╭──

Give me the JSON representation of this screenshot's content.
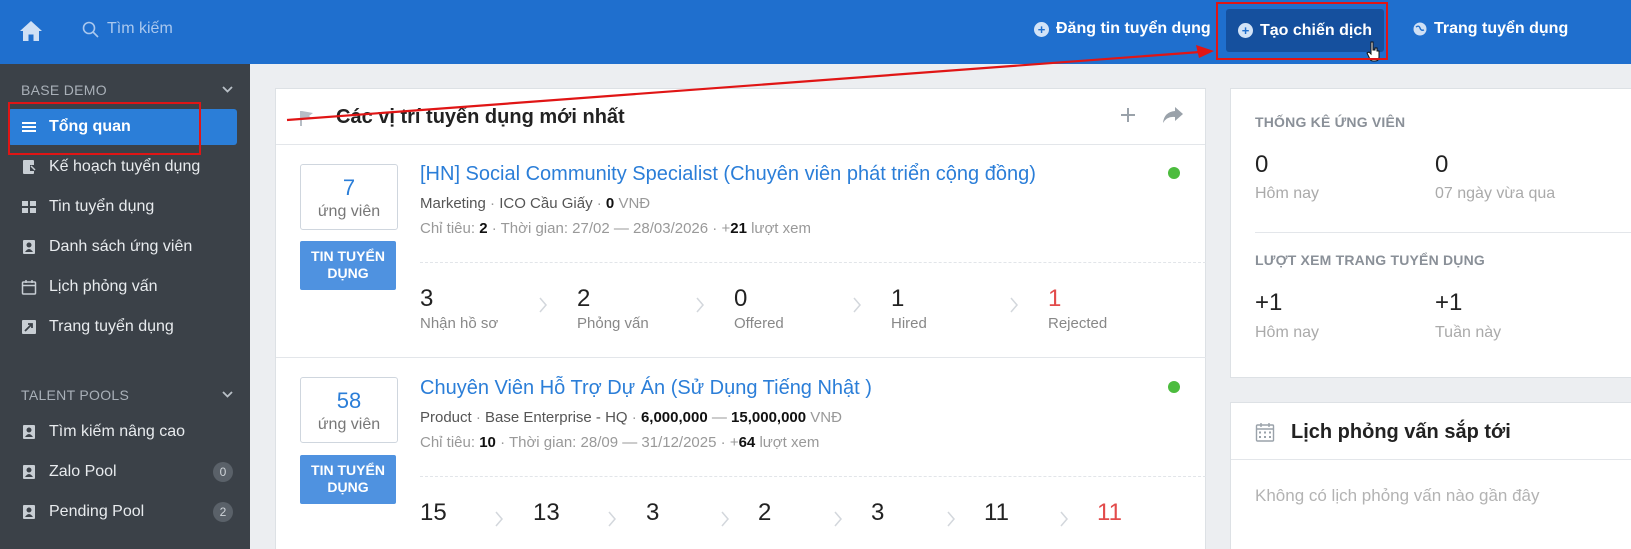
{
  "topbar": {
    "search_placeholder": "Tìm kiếm",
    "post_job_label": "Đăng tin tuyển dụng",
    "create_campaign_label": "Tạo chiến dịch",
    "career_page_label": "Trang tuyển dụng",
    "bg_color": "#1f6fce"
  },
  "sidebar": {
    "section1": "BASE DEMO",
    "items": [
      {
        "label": "Tổng quan",
        "icon": "menu-icon",
        "active": true
      },
      {
        "label": "Kế hoạch tuyển dụng",
        "icon": "plan-icon"
      },
      {
        "label": "Tin tuyển dụng",
        "icon": "grid-icon"
      },
      {
        "label": "Danh sách ứng viên",
        "icon": "candidate-icon"
      },
      {
        "label": "Lịch phỏng vấn",
        "icon": "calendar-icon"
      },
      {
        "label": "Trang tuyển dụng",
        "icon": "page-icon"
      }
    ],
    "section2": "TALENT POOLS",
    "pools": [
      {
        "label": "Tìm kiếm nâng cao",
        "badge": null
      },
      {
        "label": "Zalo Pool",
        "badge": "0"
      },
      {
        "label": "Pending Pool",
        "badge": "2"
      }
    ]
  },
  "main": {
    "title": "Các vị trí tuyển dụng mới nhất",
    "jobs": [
      {
        "count": "7",
        "count_label": "ứng viên",
        "tag": "TIN TUYỂN DỤNG",
        "title": "[HN] Social Community Specialist (Chuyên viên phát triển cộng đồng)",
        "dept": "Marketing",
        "office": "ICO Cầu Giấy",
        "salary": "0",
        "currency": "VNĐ",
        "quota_label": "Chỉ tiêu:",
        "quota": "2",
        "time_label": "Thời gian:",
        "time": "27/02 — 28/03/2026",
        "views_prefix": "+",
        "views": "21",
        "views_label": "lượt xem",
        "stages": [
          {
            "num": "3",
            "label": "Nhận hồ sơ"
          },
          {
            "num": "2",
            "label": "Phỏng vấn"
          },
          {
            "num": "0",
            "label": "Offered"
          },
          {
            "num": "1",
            "label": "Hired"
          },
          {
            "num": "1",
            "label": "Rejected"
          }
        ]
      },
      {
        "count": "58",
        "count_label": "ứng viên",
        "tag": "TIN TUYỂN DỤNG",
        "title": "Chuyên Viên Hỗ Trợ Dự Án (Sử Dụng Tiếng Nhật )",
        "dept": "Product",
        "office": "Base Enterprise - HQ",
        "salary_min": "6,000,000",
        "salary_max": "15,000,000",
        "currency": "VNĐ",
        "quota_label": "Chỉ tiêu:",
        "quota": "10",
        "time_label": "Thời gian:",
        "time": "28/09 — 31/12/2025",
        "views_prefix": "+",
        "views": "64",
        "views_label": "lượt xem",
        "stages": [
          {
            "num": "15"
          },
          {
            "num": "13"
          },
          {
            "num": "3"
          },
          {
            "num": "2"
          },
          {
            "num": "3"
          },
          {
            "num": "11"
          },
          {
            "num": "11"
          }
        ]
      }
    ]
  },
  "stats": {
    "heading1": "THỐNG KÊ ỨNG VIÊN",
    "today_count": "0",
    "today_label": "Hôm nay",
    "week_count": "0",
    "week_label": "07 ngày vừa qua",
    "heading2": "LƯỢT XEM TRANG TUYỂN DỤNG",
    "views_today": "+1",
    "views_today_label": "Hôm nay",
    "views_week": "+1",
    "views_week_label": "Tuần này"
  },
  "interviews": {
    "title": "Lịch phỏng vấn sắp tới",
    "empty": "Không có lịch phỏng vấn nào gần đây"
  }
}
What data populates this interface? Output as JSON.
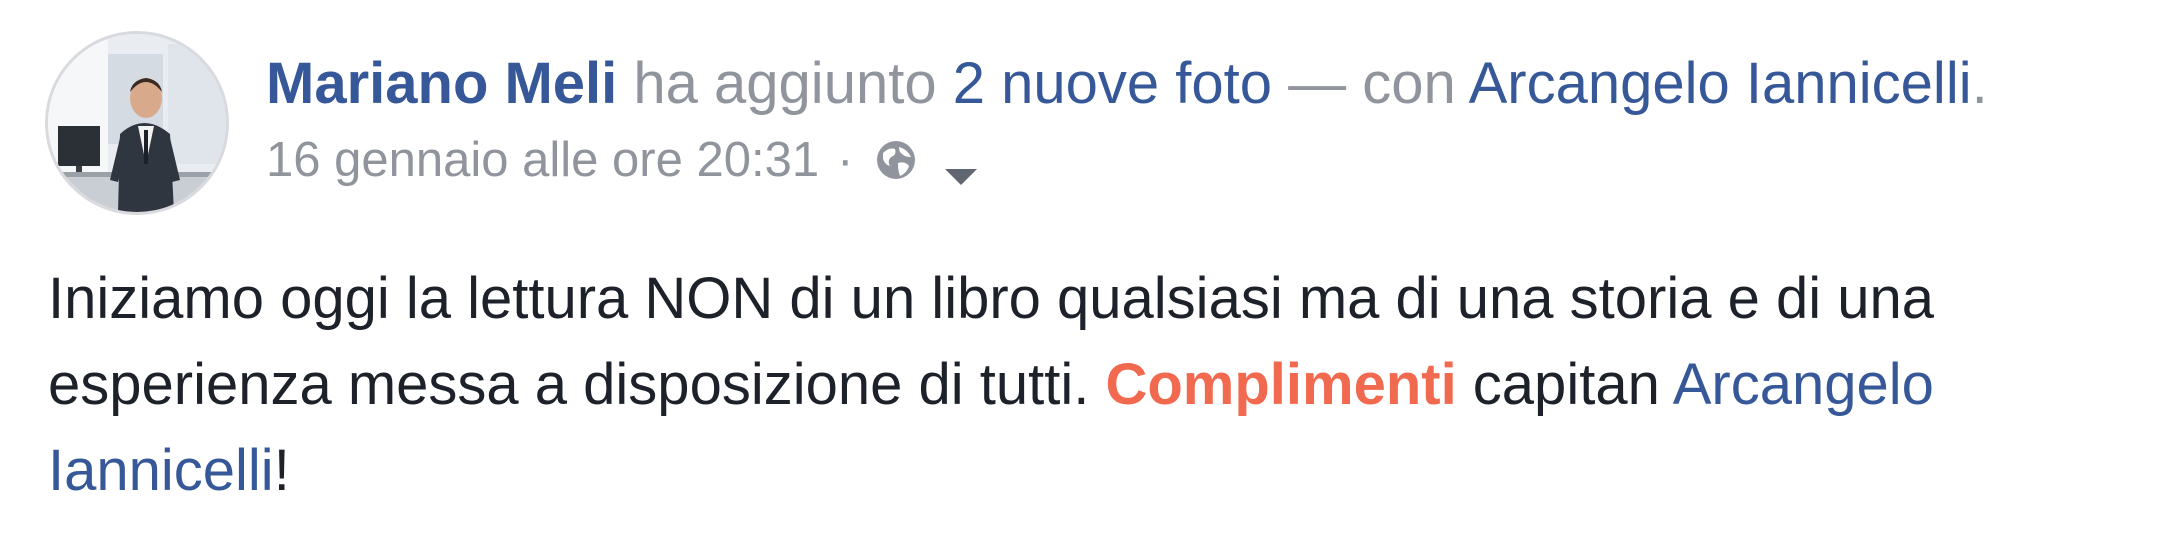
{
  "post": {
    "author": "Mariano Meli",
    "action_text": " ha aggiunto ",
    "photos_link": "2 nuove foto",
    "with_text": " — con ",
    "tagged_user": "Arcangelo Iannicelli",
    "period": ".",
    "timestamp": "16 gennaio alle ore 20:31",
    "separator": "·",
    "privacy_icon": "globe-icon",
    "menu_icon": "caret-down-icon",
    "body": {
      "part1": "Iniziamo oggi la lettura NON di un libro qualsiasi ma di una storia e di una esperienza messa a disposizione di tutti. ",
      "highlight": "Complimenti",
      "part2": " capitan ",
      "mention": "Arcangelo Iannicelli",
      "end": "!"
    },
    "colors": {
      "link": "#365899",
      "muted": "#90949c",
      "text": "#1d2129",
      "highlight": "#f16a4f"
    }
  }
}
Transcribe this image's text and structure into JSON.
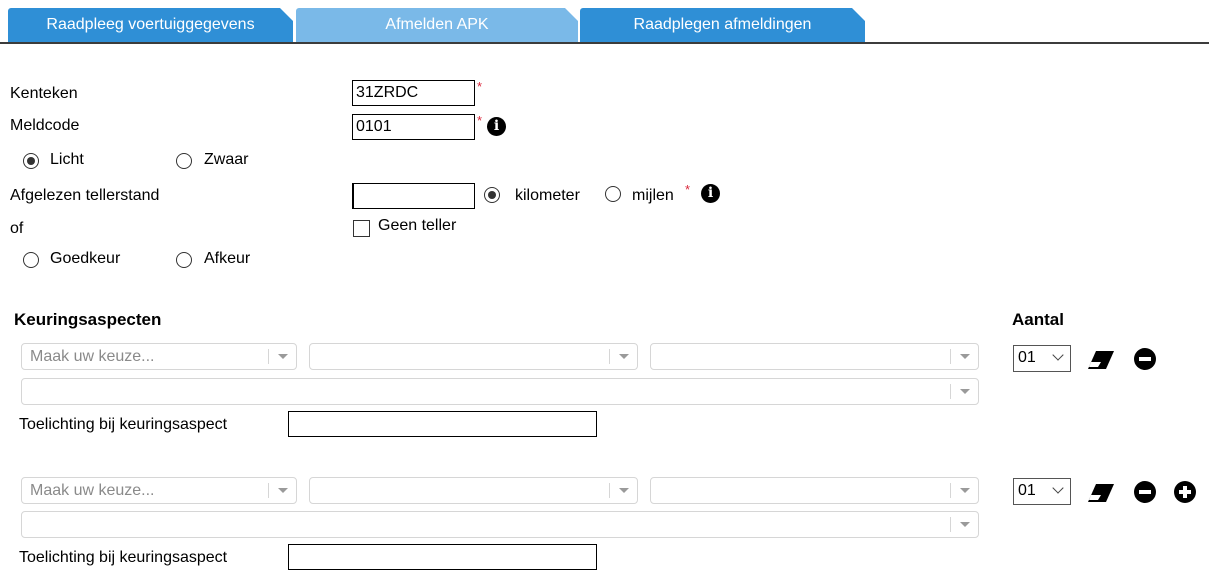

╰──

What is being asked:
Identify each line in the records above that contains the word "Arcangelo", and copy it out in full.

Exercise solution:
    "tagged_user": "Arcangelo Iannicelli",
      "mention": "Arcangelo Iannicelli",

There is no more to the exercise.